*PROVIDED DATA:*
* * * *

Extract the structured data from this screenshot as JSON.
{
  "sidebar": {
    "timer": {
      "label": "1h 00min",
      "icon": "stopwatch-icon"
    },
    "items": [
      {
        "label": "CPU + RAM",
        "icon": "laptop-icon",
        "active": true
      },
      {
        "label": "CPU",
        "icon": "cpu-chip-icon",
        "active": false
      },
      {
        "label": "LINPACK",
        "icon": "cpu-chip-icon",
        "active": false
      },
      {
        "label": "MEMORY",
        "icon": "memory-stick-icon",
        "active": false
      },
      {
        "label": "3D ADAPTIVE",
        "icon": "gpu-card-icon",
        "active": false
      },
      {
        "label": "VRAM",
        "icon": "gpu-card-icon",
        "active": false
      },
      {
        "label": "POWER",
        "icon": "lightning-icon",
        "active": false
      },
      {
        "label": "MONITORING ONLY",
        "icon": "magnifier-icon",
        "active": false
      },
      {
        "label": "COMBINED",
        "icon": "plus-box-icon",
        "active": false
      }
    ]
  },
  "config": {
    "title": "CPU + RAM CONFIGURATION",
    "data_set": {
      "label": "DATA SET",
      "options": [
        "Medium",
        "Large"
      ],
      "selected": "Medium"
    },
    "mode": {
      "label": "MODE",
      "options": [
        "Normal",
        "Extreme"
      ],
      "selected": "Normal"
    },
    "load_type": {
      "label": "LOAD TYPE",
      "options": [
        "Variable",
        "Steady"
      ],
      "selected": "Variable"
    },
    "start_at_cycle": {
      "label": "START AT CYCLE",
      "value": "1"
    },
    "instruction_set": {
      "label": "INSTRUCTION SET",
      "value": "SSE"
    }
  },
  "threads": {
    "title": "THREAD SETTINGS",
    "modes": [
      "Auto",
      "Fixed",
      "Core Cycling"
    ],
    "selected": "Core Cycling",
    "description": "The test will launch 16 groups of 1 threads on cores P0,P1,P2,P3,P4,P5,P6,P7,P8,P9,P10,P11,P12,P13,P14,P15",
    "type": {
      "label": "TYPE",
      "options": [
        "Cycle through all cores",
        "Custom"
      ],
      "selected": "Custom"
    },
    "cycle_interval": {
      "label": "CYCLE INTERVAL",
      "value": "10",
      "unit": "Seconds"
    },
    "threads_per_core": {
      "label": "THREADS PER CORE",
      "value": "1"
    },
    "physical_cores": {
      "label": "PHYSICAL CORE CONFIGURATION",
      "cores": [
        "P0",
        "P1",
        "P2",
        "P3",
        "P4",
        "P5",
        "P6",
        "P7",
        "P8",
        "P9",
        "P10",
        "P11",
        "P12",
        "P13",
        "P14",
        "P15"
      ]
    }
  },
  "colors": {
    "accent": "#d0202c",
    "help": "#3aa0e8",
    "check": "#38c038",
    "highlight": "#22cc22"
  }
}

* * * *

*EXERCISE DESCRIPTION:*
Look through the listing and extract every line with "title" in it.

*EXERCISE ANSWER:*
    "title": "CPU + RAM CONFIGURATION",
    "title": "THREAD SETTINGS",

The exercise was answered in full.